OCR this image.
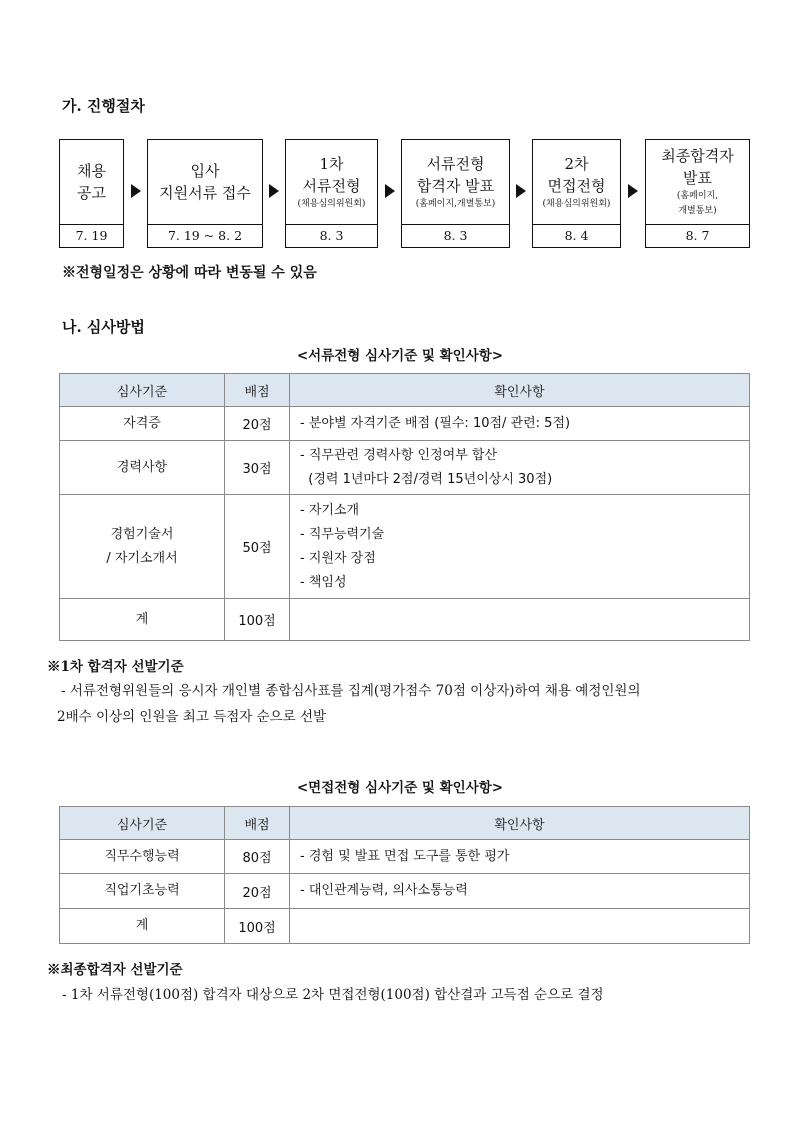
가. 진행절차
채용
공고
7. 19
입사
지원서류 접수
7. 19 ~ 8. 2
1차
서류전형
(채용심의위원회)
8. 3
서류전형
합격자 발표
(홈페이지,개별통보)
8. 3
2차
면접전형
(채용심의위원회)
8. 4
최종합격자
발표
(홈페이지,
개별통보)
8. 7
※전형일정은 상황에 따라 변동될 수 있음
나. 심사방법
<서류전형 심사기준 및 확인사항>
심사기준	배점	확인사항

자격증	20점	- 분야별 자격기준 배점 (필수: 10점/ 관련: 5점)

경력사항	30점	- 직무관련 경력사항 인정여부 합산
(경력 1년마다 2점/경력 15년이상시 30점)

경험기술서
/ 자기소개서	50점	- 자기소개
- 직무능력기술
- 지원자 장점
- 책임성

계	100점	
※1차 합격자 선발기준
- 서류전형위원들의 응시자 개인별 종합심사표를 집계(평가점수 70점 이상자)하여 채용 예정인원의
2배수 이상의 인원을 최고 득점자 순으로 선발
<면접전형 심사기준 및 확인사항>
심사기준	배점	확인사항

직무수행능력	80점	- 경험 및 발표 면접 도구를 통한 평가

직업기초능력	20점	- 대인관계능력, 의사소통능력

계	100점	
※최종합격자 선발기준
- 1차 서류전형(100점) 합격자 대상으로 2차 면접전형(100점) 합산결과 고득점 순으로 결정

..............................

▶ **What the task asks**:
Track down every line of the material containing the string "면접전형", and copy it.

▶ **The output**:
면접전형
<면접전형 심사기준 및 확인사항>
- 1차 서류전형(100점) 합격자 대상으로 2차 면접전형(100점) 합산결과 고득점 순으로 결정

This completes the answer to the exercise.